#### The task:
Give the number of lines below that contain "femme", with no other output.

==== Entries shown

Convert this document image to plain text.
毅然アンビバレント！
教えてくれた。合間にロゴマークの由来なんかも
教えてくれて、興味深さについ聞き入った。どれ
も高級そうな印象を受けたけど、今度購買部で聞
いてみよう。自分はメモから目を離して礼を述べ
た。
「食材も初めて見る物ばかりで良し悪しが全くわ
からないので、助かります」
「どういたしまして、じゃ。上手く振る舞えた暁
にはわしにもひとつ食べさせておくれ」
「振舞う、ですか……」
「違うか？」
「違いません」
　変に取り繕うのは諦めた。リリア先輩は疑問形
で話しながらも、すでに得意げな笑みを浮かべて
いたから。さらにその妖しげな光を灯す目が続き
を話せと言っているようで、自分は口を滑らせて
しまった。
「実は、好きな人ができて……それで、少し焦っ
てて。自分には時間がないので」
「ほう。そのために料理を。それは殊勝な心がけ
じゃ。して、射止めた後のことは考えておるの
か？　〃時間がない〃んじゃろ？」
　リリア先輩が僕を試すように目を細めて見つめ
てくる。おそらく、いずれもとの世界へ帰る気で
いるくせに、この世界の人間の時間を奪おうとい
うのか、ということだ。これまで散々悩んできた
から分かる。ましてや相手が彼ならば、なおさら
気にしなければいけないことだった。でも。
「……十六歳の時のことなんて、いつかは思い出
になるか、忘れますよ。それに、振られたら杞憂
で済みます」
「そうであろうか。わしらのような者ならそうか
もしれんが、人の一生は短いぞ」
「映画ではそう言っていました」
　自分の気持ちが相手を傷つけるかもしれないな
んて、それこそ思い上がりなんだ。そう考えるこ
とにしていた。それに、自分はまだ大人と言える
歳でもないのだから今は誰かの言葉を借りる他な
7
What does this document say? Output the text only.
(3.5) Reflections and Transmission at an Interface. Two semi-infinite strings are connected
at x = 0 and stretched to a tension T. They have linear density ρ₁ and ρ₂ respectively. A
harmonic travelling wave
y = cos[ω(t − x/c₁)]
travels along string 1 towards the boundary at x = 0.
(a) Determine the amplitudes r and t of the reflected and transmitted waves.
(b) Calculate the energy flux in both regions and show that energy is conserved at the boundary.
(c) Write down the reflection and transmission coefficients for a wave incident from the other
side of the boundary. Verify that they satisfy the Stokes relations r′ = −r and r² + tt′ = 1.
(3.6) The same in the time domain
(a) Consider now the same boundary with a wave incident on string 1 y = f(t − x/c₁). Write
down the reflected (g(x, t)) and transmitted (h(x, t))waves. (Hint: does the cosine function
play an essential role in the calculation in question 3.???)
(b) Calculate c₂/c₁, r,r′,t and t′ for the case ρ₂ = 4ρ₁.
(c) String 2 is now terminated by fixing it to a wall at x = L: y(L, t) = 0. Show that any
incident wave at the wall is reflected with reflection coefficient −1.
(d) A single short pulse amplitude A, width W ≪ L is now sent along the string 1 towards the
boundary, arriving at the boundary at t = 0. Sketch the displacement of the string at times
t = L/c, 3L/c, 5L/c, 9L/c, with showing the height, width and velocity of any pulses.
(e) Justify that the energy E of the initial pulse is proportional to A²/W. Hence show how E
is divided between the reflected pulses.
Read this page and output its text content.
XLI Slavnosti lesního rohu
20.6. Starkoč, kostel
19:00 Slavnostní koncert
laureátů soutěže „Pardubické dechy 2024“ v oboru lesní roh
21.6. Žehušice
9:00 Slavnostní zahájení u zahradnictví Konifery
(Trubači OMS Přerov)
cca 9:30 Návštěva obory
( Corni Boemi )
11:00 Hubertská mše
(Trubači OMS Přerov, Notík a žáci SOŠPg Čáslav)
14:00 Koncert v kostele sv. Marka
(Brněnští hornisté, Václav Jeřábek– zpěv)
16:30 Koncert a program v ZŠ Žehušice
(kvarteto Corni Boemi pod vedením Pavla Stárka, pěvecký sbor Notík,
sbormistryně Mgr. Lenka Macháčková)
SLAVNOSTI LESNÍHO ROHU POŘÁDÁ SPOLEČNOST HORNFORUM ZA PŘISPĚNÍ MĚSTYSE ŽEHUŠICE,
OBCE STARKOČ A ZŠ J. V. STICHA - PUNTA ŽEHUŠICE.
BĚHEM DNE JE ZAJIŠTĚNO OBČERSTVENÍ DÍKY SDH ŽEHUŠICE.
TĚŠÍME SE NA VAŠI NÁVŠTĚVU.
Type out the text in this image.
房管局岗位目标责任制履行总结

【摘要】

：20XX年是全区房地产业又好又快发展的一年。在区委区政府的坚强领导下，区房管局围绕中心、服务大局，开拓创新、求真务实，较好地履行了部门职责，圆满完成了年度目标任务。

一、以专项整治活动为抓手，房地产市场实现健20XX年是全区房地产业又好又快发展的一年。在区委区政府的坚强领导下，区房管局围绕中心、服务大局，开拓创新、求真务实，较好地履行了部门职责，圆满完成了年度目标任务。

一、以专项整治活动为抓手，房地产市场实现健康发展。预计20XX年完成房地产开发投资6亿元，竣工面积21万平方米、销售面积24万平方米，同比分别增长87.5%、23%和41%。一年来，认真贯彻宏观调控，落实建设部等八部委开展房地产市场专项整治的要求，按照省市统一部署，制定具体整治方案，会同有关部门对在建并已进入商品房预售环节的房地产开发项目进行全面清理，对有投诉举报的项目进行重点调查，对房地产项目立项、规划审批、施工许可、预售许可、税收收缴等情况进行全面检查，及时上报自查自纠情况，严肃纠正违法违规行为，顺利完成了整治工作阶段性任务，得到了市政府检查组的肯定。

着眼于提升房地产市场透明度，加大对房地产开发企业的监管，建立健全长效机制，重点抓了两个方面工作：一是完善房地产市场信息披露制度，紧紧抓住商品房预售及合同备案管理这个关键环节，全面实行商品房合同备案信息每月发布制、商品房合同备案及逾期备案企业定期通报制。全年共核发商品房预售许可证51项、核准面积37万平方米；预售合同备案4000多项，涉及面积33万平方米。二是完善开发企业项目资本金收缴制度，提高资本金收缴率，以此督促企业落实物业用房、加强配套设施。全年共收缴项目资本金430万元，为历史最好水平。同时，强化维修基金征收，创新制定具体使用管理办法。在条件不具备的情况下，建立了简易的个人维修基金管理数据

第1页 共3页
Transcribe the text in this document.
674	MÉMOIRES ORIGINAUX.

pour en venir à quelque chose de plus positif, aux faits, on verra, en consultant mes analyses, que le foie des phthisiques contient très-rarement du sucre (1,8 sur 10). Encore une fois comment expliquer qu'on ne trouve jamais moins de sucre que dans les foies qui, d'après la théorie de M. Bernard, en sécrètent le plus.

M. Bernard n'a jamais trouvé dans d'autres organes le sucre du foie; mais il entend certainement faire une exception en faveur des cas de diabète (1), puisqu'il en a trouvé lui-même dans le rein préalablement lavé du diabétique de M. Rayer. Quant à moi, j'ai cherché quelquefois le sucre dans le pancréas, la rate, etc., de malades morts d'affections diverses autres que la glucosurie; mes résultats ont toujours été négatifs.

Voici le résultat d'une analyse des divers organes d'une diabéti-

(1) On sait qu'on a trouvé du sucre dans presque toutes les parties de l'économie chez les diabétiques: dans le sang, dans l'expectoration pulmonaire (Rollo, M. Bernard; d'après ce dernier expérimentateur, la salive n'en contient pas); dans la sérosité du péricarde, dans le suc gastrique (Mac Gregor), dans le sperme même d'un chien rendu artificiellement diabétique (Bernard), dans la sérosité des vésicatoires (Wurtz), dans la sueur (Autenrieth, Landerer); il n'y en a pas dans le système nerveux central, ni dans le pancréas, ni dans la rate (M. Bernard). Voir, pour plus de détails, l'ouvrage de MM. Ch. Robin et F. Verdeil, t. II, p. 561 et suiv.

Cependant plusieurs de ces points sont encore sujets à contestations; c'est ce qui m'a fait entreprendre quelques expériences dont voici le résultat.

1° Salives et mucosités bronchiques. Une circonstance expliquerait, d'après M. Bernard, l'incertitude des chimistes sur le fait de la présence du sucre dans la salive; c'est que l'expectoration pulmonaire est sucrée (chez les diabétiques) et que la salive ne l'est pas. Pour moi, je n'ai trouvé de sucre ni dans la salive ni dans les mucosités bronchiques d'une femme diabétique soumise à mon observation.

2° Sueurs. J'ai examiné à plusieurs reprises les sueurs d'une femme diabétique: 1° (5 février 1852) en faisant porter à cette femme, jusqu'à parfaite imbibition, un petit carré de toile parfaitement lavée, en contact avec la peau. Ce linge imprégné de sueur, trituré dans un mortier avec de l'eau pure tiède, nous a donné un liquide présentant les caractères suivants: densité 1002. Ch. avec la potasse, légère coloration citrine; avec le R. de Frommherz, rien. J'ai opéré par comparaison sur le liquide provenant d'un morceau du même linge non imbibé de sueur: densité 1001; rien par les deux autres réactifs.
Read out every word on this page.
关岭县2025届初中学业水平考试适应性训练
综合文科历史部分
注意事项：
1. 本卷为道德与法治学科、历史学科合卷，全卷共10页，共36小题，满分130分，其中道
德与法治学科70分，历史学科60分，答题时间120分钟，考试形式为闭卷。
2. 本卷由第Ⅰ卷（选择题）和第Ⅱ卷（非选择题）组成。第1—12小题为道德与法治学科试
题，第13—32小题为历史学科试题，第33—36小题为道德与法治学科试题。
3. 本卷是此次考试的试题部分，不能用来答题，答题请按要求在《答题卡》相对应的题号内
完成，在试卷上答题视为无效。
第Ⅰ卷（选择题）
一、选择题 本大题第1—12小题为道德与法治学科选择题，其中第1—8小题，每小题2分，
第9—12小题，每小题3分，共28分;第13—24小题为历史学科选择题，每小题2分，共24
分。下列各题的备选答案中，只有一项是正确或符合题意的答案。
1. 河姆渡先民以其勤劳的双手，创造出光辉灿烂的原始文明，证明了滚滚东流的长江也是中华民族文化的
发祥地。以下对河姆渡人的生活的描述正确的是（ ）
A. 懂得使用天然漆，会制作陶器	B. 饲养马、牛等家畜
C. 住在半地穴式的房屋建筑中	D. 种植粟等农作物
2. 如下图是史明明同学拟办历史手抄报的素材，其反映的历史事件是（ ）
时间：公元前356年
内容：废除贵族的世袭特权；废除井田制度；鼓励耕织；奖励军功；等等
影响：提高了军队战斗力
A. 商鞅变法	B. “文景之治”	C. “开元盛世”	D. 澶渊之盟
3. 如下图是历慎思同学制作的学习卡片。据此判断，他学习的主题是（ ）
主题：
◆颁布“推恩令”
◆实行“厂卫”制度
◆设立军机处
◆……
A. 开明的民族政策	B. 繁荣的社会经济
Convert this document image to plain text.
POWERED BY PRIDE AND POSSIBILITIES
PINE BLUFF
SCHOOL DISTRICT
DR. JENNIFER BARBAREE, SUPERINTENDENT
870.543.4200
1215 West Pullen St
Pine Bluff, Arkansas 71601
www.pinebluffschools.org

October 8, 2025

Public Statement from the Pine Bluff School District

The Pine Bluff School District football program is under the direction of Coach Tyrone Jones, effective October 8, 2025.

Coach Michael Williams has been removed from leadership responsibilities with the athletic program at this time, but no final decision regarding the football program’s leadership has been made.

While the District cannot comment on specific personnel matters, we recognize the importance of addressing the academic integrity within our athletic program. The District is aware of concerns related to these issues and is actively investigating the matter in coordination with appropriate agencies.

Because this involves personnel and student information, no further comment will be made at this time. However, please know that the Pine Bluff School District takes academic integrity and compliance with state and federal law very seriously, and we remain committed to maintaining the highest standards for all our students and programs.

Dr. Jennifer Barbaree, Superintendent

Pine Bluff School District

========

#### Response for this exercise:
2